# DOCUMENT EXTRACT:

An award-winning Aberdeenshire-based artist is appealing for help to raise sufficient money for her to apply for British citizenship following the death of her Scottish husband.
Aboyne resident Stephanie Vandem’s husband Ross Ferguson died, aged 50, in December after a long battle with brain tumours.
To add to her distress, she has been told her residency is not secure due to the new Universal Credit system and is now trying to raise £3,500 to submit a permanent British citizenship application.
Working as an artist under her maiden name Vandem, Mrs Ferguson lives with their two children, Lola, 17 and Thomas, eight, and says the situation is a “living nightmare”, exacerbated by having to claim Universal Credit since her husband’s death.
Mrs Ferguson explained that the family’s savings had been exhausted during her husband’s lengthy illness because he was unable to continue working as a joiner.
She said: “When Ross died, it triggered the end of Tax Credit and the move to Universal Credit. Under the new system, if I do not earn for two months, a habitual residency check is carried out.
“But because my own work is piecemeal and not consistent, the Universal Credit calculations do not really take this into account.
“I have been granted habitual residency for the time being, but have been told that this will be looked into again if my income stops.
“I want to apply for permanent residency, so I can get out of this hamster wheel.
“The children are also finding it very upsetting – my son Tom needs to have security and not be worrying that his mum might get deported.
“The whole situation is just exhausting – at times, I feel as if I am drowning.
“The uncertainty about Brexit also does not help.”
Mrs Ferguson revealed that family found themselves with absolutely no money after her husband’s death.

# WORK REQUIRED:
Write the next part of the report on the Aboyne artist's citizenship appeal, starting after its final sentence. The material that follows was drawn from a separate source and is unrelated to the news report above.

# EXCERPTED DATA:

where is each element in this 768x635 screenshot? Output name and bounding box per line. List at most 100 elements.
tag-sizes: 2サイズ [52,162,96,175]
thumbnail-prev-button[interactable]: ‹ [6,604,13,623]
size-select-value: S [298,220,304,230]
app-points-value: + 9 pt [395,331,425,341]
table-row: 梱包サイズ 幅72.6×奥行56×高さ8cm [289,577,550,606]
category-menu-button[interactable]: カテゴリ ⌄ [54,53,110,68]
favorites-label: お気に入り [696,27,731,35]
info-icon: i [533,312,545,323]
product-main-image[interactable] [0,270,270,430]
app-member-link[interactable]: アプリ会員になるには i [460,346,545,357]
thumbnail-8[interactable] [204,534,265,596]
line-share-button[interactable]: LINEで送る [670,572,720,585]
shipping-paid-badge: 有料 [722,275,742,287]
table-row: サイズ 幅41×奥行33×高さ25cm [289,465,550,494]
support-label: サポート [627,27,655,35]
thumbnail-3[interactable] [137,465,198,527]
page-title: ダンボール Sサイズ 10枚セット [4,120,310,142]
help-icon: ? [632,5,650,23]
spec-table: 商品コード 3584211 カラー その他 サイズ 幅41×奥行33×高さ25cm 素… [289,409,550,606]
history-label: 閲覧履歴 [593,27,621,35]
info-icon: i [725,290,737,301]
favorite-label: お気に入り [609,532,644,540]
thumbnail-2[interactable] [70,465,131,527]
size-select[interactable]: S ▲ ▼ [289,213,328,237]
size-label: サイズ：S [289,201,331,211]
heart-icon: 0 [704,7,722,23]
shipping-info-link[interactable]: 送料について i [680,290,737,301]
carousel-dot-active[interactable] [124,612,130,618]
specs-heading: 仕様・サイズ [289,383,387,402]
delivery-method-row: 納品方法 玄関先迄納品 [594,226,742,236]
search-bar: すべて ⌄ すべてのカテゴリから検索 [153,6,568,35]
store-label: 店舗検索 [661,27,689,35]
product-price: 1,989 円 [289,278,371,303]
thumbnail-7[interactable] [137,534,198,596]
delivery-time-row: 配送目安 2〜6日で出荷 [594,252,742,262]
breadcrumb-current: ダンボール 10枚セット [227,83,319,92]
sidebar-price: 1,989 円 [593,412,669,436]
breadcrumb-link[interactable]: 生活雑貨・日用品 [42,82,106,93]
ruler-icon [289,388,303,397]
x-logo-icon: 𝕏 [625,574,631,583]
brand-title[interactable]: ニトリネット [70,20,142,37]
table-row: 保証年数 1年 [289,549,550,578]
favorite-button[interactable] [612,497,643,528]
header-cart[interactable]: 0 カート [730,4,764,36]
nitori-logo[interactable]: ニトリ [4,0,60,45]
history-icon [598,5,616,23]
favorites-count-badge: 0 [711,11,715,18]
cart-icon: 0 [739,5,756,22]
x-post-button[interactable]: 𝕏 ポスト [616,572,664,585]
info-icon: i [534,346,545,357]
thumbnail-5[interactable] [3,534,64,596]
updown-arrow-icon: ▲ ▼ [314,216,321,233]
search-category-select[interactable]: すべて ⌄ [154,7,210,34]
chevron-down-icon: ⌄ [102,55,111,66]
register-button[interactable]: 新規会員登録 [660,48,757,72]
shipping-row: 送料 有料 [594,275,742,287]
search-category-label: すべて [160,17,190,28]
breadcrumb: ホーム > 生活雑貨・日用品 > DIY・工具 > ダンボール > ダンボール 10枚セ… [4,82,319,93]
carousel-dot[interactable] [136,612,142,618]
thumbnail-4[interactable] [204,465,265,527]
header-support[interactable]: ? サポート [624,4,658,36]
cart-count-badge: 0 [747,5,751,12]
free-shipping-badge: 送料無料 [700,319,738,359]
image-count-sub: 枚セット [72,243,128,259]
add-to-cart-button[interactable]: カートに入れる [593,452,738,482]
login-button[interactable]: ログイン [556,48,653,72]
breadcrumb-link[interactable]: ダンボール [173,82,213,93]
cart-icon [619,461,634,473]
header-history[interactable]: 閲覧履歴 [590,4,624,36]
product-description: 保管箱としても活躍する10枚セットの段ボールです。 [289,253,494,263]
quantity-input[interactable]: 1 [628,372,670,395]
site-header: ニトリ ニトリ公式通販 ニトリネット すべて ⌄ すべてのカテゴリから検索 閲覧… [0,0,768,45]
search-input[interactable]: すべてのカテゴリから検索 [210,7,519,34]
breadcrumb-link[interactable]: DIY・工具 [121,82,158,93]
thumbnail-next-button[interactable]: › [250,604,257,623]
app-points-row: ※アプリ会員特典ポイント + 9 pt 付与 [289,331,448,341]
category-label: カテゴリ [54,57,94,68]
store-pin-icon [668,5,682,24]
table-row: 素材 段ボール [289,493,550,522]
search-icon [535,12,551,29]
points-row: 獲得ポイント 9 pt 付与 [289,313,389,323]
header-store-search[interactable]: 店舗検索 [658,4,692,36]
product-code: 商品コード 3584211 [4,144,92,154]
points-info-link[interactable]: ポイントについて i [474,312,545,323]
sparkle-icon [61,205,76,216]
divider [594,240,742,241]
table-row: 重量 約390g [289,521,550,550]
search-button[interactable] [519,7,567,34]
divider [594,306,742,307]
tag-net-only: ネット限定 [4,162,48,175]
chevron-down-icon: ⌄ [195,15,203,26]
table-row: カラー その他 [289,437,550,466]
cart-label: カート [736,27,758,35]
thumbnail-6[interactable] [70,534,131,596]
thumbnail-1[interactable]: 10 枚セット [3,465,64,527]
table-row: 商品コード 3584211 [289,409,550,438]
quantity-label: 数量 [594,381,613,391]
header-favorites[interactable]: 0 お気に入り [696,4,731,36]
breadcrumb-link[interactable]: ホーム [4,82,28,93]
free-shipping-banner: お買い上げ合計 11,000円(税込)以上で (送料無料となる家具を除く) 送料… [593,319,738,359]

# RESULT FOR THIS EXERCISE:
She said: “We had to rely upon donations of food and logs to get us through the winter. The support we have received from the community has been absolutely tremendous.”
Stephanie Vandem’s work has been purchased by art dealers Iwan and Manuela Wirth, who have it displayed in their newly-refurbished Fife Arms Hotel in Braemar.
Deeside councillor Geva Blackett has been helping support the family and last night said: “Stephanie’s predicament is about the worst a parent can face – imagine the horror of being separated from your child when you have done absolutely nothing wrong.
“This is what Stephanie fears might happen because of all the uncertainty. I really hope people will support her plea for the funding she needs to become a British citizen, so she and her children can mourn Ross in the certainty they will not be torn apart.”
A Department for Work and Pensions spokeswoman said: “Our thoughts are with Mrs Ferguson and her family at this difficult time and her full entitlement to benefits are up to date. We are contacting her to see what other support we can provide regarding her self-employment and any impact this might have on her benefits going forward.
“Eligibility for certain benefits is based on a person’s permanent right to reside in the UK, and Mrs Ferguson will need to apply to the Home Office to establish this.”